== RECORDS FOR THE TASK ==

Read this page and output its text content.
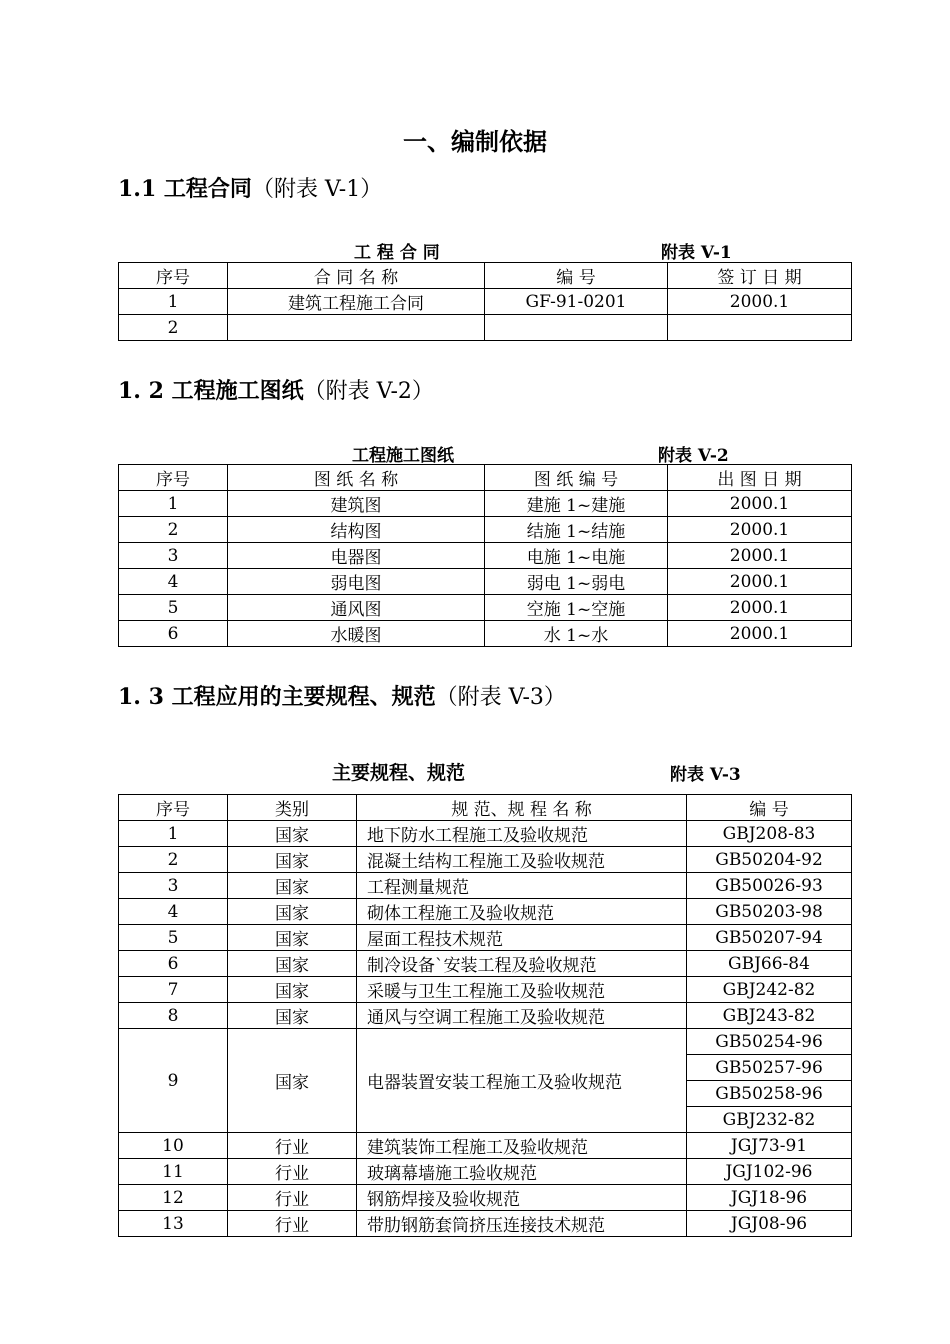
一、编制依据
1.1 工程合同（附表 V-1）
工 程 合 同	附表 V-1
序号	合 同 名 称	编 号	签 订 日 期
1	建筑工程施工合同	GF-91-0201	2000.1
2			
1. 2 工程施工图纸（附表 V-2）
工程施工图纸	附表 V-2
序号	图 纸 名 称	图 纸 编 号	出 图 日 期
1	建筑图	建施 1~建施	2000.1
2	结构图	结施 1~结施	2000.1
3	电器图	电施 1~电施	2000.1
4	弱电图	弱电 1~弱电	2000.1
5	通风图	空施 1~空施	2000.1
6	水暖图	水 1~水	2000.1
1. 3 工程应用的主要规程、规范（附表 V-3）
主要规程、规范	附表 V-3
序号	类别	规 范、规 程 名 称	编 号
1	国家	地下防水工程施工及验收规范	GBJ208-83
2	国家	混凝土结构工程施工及验收规范	GB50204-92
3	国家	工程测量规范	GB50026-93
4	国家	砌体工程施工及验收规范	GB50203-98
5	国家	屋面工程技术规范	GB50207-94
6	国家	制冷设备`安装工程及验收规范	GBJ66-84
7	国家	采暖与卫生工程施工及验收规范	GBJ242-82
8	国家	通风与空调工程施工及验收规范	GBJ243-82
9	国家	电器装置安装工程施工及验收规范	GB50254-96
			GB50257-96
			GB50258-96
			GBJ232-82
10	行业	建筑装饰工程施工及验收规范	JGJ73-91
11	行业	玻璃幕墙施工验收规范	JGJ102-96
12	行业	钢筋焊接及验收规范	JGJ18-96
13	行业	带肋钢筋套筒挤压连接技术规范	JGJ08-96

===

▶ _REQUIREMENTS_
Transcribe the entries above verbatim, omitting their pictures.

▶ _COMPLETED TASK_
Read this page and output its text content.
一、编制依据
1.1 工程合同（附表 V-1）
工 程 合 同	附表 V-1
序号	合 同 名 称	编 号	签 订 日 期
1	建筑工程施工合同	GF-91-0201	2000.1
2			
1. 2 工程施工图纸（附表 V-2）
工程施工图纸	附表 V-2
序号	图 纸 名 称	图 纸 编 号	出 图 日 期
1	建筑图	建施 1~建施	2000.1
2	结构图	结施 1~结施	2000.1
3	电器图	电施 1~电施	2000.1
4	弱电图	弱电 1~弱电	2000.1
5	通风图	空施 1~空施	2000.1
6	水暖图	水 1~水	2000.1
1. 3 工程应用的主要规程、规范（附表 V-3）
主要规程、规范	附表 V-3
序号	类别	规 范、规 程 名 称	编 号
1	国家	地下防水工程施工及验收规范	GBJ208-83
2	国家	混凝土结构工程施工及验收规范	GB50204-92
3	国家	工程测量规范	GB50026-93
4	国家	砌体工程施工及验收规范	GB50203-98
5	国家	屋面工程技术规范	GB50207-94
6	国家	制冷设备`安装工程及验收规范	GBJ66-84
7	国家	采暖与卫生工程施工及验收规范	GBJ242-82
8	国家	通风与空调工程施工及验收规范	GBJ243-82
9	国家	电器装置安装工程施工及验收规范	GB50254-96
			GB50257-96
			GB50258-96
			GBJ232-82
10	行业	建筑装饰工程施工及验收规范	JGJ73-91
11	行业	玻璃幕墙施工验收规范	JGJ102-96
12	行业	钢筋焊接及验收规范	JGJ18-96
13	行业	带肋钢筋套筒挤压连接技术规范	JGJ08-96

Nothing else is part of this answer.